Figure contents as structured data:
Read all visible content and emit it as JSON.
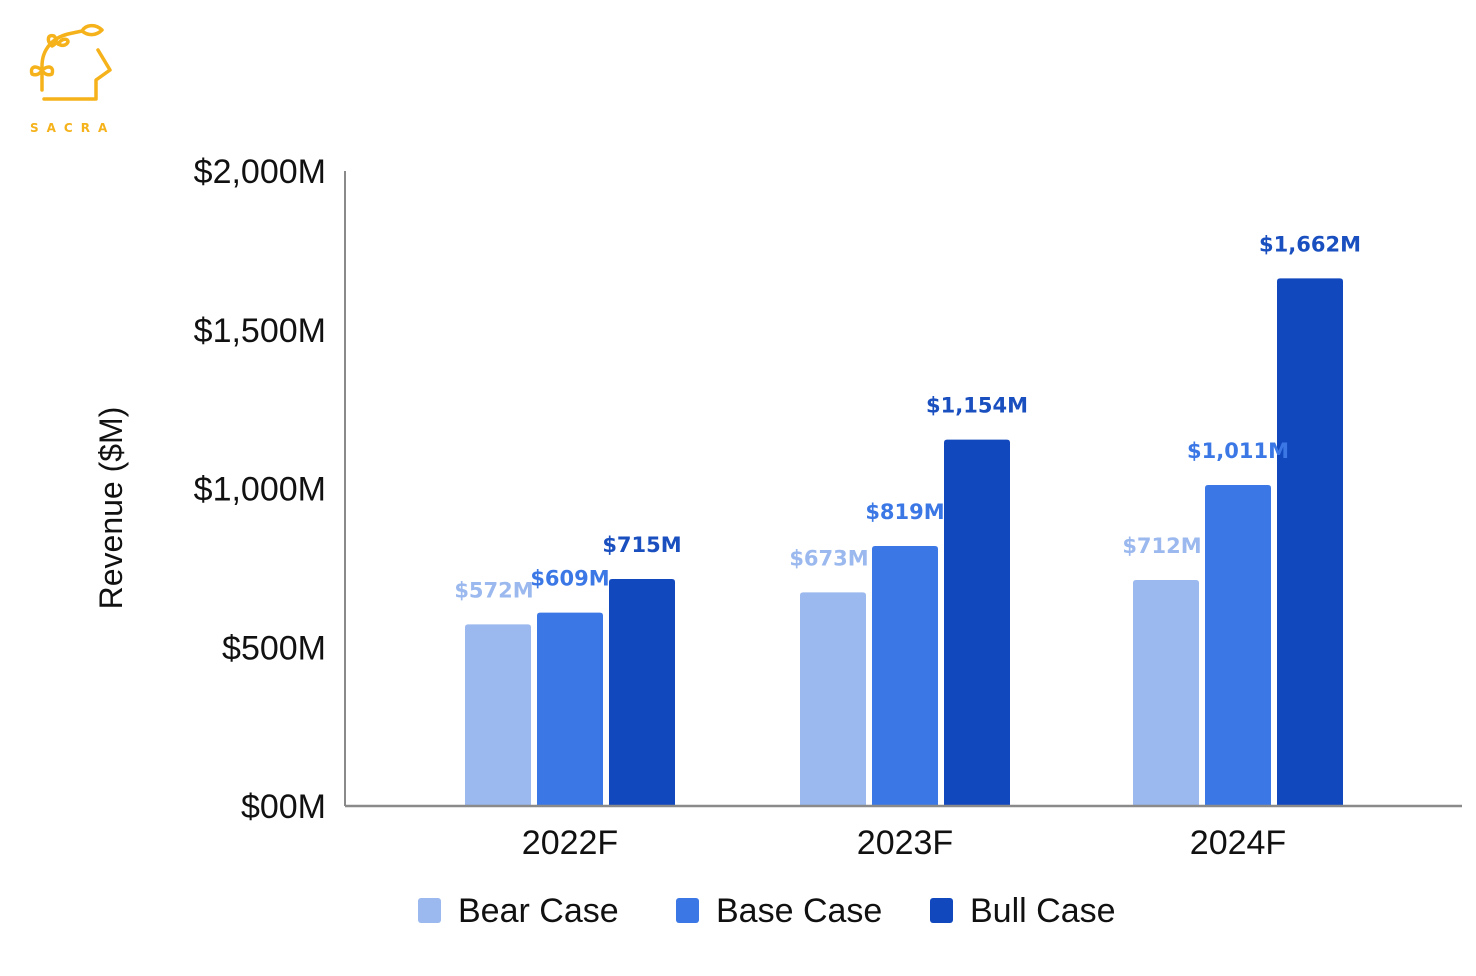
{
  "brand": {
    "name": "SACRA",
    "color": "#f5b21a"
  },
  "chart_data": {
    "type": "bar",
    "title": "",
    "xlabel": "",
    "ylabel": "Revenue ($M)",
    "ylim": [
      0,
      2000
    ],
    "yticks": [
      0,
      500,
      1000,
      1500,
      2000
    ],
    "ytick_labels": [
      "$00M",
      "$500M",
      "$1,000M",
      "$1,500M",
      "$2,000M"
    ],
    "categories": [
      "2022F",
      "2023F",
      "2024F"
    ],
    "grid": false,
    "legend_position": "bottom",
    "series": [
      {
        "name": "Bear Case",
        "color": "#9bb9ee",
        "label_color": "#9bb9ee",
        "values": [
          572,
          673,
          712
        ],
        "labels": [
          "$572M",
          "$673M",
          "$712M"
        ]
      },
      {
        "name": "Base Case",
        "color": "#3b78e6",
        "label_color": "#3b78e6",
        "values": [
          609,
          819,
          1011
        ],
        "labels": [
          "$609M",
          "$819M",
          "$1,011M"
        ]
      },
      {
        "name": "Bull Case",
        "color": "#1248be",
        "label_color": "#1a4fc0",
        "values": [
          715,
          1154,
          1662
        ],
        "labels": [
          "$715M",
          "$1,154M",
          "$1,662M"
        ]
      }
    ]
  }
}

**What to do**: Which lines include the word "name"? List them all.

**Result of this exercise**:
    "name": "SACRA",
        "name": "Bear Case",
        "name": "Base Case",
        "name": "Bull Case",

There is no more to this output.